In your copy, reproduce the entries exactly as they are, minus the images.

Part of a data file:
========================================================================
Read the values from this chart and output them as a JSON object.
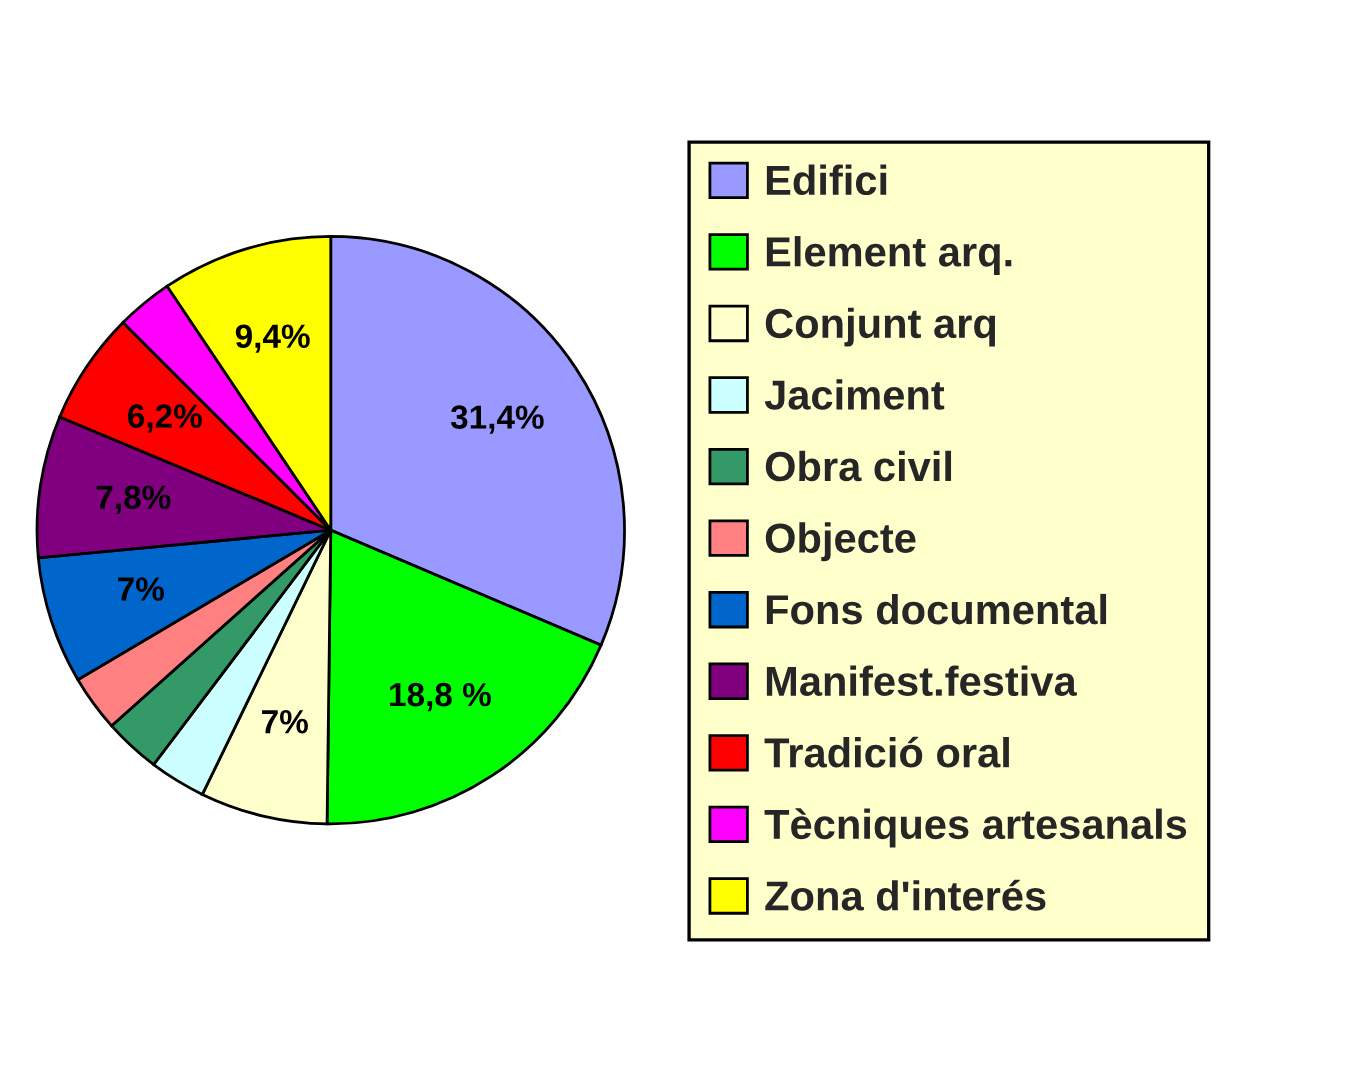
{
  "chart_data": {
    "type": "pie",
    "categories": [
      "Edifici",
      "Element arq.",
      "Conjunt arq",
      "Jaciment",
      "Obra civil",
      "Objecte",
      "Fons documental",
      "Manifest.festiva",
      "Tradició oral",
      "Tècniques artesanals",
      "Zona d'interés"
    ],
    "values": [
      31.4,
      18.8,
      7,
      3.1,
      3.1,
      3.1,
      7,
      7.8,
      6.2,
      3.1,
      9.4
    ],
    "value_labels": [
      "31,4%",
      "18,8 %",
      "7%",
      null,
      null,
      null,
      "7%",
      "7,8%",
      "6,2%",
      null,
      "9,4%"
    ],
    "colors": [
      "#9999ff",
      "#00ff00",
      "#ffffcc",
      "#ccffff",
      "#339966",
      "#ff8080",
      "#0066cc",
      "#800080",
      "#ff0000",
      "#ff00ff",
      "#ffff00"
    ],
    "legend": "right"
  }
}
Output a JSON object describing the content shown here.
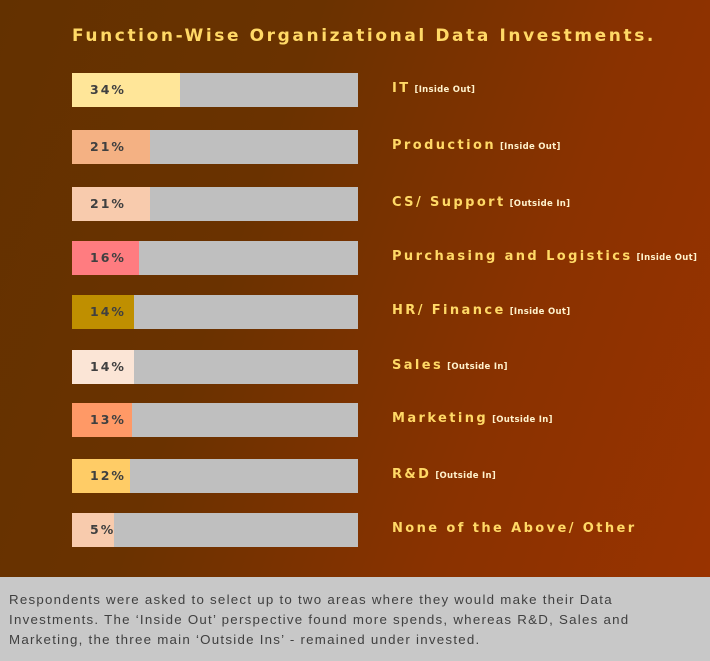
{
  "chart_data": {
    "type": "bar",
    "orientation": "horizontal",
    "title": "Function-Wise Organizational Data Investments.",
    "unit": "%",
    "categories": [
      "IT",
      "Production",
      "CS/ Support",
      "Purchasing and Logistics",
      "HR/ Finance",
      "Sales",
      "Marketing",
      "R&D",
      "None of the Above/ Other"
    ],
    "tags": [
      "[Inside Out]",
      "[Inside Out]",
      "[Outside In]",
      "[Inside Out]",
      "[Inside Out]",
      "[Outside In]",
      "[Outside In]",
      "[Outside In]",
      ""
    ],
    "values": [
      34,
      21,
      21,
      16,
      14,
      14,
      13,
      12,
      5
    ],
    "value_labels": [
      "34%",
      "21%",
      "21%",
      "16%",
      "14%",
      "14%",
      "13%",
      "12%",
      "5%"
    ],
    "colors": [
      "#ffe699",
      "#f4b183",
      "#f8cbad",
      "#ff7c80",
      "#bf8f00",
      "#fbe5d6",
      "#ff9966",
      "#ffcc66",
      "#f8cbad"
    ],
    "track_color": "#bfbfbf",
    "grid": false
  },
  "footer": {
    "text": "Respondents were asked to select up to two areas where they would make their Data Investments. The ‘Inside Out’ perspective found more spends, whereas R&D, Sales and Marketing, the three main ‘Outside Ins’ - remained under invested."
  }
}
========================================================================
### TASK RESULT
Read the values from this chart and output them as a JSON object.
{
  "chart_data": {
    "type": "pie",
    "categories": [
      "Edifici",
      "Element arq.",
      "Conjunt arq",
      "Jaciment",
      "Obra civil",
      "Objecte",
      "Fons documental",
      "Manifest.festiva",
      "Tradició oral",
      "Tècniques artesanals",
      "Zona d'interés"
    ],
    "values": [
      31.4,
      18.8,
      7,
      3.1,
      3.1,
      3.1,
      7,
      7.8,
      6.2,
      3.1,
      9.4
    ],
    "value_labels": [
      "31,4%",
      "18,8 %",
      "7%",
      null,
      null,
      null,
      "7%",
      "7,8%",
      "6,2%",
      null,
      "9,4%"
    ],
    "colors": [
      "#9999ff",
      "#00ff00",
      "#ffffcc",
      "#ccffff",
      "#339966",
      "#ff8080",
      "#0066cc",
      "#800080",
      "#ff0000",
      "#ff00ff",
      "#ffff00"
    ],
    "legend": "right"
  }
}
Output a JSON object describing the content shown here.
{
  "chart_data": {
    "type": "bar",
    "orientation": "horizontal",
    "title": "Function-Wise Organizational Data Investments.",
    "unit": "%",
    "categories": [
      "IT",
      "Production",
      "CS/ Support",
      "Purchasing and Logistics",
      "HR/ Finance",
      "Sales",
      "Marketing",
      "R&D",
      "None of the Above/ Other"
    ],
    "tags": [
      "[Inside Out]",
      "[Inside Out]",
      "[Outside In]",
      "[Inside Out]",
      "[Inside Out]",
      "[Outside In]",
      "[Outside In]",
      "[Outside In]",
      ""
    ],
    "values": [
      34,
      21,
      21,
      16,
      14,
      14,
      13,
      12,
      5
    ],
    "value_labels": [
      "34%",
      "21%",
      "21%",
      "16%",
      "14%",
      "14%",
      "13%",
      "12%",
      "5%"
    ],
    "colors": [
      "#ffe699",
      "#f4b183",
      "#f8cbad",
      "#ff7c80",
      "#bf8f00",
      "#fbe5d6",
      "#ff9966",
      "#ffcc66",
      "#f8cbad"
    ],
    "track_color": "#bfbfbf",
    "grid": false
  },
  "footer": {
    "text": "Respondents were asked to select up to two areas where they would make their Data Investments. The ‘Inside Out’ perspective found more spends, whereas R&D, Sales and Marketing, the three main ‘Outside Ins’ - remained under invested."
  }
}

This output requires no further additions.